- _SET EXERCISE_: All records below must be retyped exactly.

- - -

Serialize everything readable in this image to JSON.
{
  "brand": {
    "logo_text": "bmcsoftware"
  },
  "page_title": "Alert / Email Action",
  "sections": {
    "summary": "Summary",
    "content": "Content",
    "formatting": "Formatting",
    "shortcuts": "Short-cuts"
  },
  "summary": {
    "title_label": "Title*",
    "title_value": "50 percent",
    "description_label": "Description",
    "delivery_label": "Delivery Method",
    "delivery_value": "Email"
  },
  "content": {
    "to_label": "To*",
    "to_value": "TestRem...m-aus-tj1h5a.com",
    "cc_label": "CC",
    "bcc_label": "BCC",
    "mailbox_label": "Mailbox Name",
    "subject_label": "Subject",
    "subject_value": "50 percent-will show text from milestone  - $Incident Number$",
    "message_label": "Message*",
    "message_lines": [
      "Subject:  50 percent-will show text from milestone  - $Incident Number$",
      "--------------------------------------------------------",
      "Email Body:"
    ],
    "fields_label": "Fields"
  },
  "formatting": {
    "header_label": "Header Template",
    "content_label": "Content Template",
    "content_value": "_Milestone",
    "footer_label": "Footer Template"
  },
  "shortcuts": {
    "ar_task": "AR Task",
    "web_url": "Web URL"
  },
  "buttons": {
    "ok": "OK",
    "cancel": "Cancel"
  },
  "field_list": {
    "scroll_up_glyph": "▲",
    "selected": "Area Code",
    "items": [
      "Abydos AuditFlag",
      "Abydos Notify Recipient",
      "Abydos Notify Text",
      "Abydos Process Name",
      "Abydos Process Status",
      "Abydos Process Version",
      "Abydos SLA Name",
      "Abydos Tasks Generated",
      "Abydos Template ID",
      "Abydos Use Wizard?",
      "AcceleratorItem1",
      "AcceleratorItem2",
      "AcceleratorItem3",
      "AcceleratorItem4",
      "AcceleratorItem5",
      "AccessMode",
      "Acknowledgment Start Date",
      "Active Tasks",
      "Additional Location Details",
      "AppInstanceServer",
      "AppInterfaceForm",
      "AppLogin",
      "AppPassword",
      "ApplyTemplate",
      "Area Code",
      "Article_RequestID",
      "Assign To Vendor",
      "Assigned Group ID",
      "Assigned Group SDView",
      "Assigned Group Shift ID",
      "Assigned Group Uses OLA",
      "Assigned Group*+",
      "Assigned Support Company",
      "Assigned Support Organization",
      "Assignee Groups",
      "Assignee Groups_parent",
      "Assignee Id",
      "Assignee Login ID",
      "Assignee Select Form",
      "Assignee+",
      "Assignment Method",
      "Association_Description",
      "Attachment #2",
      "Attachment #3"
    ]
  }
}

- - -

- _ANSWER TO THIS EXERCISE_:
Serialize everything readable in this image to JSON.
{
  "brand": {
    "logo_text": "bmcsoftware"
  },
  "page_title": "Alert / Email Action",
  "sections": {
    "summary": "Summary",
    "content": "Content",
    "formatting": "Formatting",
    "shortcuts": "Short-cuts"
  },
  "summary": {
    "title_label": "Title*",
    "title_value": "50 percent",
    "description_label": "Description",
    "delivery_label": "Delivery Method",
    "delivery_value": "Email"
  },
  "content": {
    "to_label": "To*",
    "to_value": "TestRem...m-aus-tj1h5a.com",
    "cc_label": "CC",
    "bcc_label": "BCC",
    "mailbox_label": "Mailbox Name",
    "subject_label": "Subject",
    "subject_value": "50 percent-will show text from milestone  - $Incident Number$",
    "message_label": "Message*",
    "message_lines": [
      "Subject:  50 percent-will show text from milestone  - $Incident Number$",
      "--------------------------------------------------------",
      "Email Body:"
    ],
    "fields_label": "Fields"
  },
  "formatting": {
    "header_label": "Header Template",
    "content_label": "Content Template",
    "content_value": "_Milestone",
    "footer_label": "Footer Template"
  },
  "shortcuts": {
    "ar_task": "AR Task",
    "web_url": "Web URL"
  },
  "buttons": {
    "ok": "OK",
    "cancel": "Cancel"
  },
  "field_list": {
    "scroll_up_glyph": "▲",
    "selected": "Area Code",
    "items": [
      "Abydos AuditFlag",
      "Abydos Notify Recipient",
      "Abydos Notify Text",
      "Abydos Process Name",
      "Abydos Process Status",
      "Abydos Process Version",
      "Abydos SLA Name",
      "Abydos Tasks Generated",
      "Abydos Template ID",
      "Abydos Use Wizard?",
      "AcceleratorItem1",
      "AcceleratorItem2",
      "AcceleratorItem3",
      "AcceleratorItem4",
      "AcceleratorItem5",
      "AccessMode",
      "Acknowledgment Start Date",
      "Active Tasks",
      "Additional Location Details",
      "AppInstanceServer",
      "AppInterfaceForm",
      "AppLogin",
      "AppPassword",
      "ApplyTemplate",
      "Area Code",
      "Article_RequestID",
      "Assign To Vendor",
      "Assigned Group ID",
      "Assigned Group SDView",
      "Assigned Group Shift ID",
      "Assigned Group Uses OLA",
      "Assigned Group*+",
      "Assigned Support Company",
      "Assigned Support Organization",
      "Assignee Groups",
      "Assignee Groups_parent",
      "Assignee Id",
      "Assignee Login ID",
      "Assignee Select Form",
      "Assignee+",
      "Assignment Method",
      "Association_Description",
      "Attachment #2",
      "Attachment #3"
    ]
  }
}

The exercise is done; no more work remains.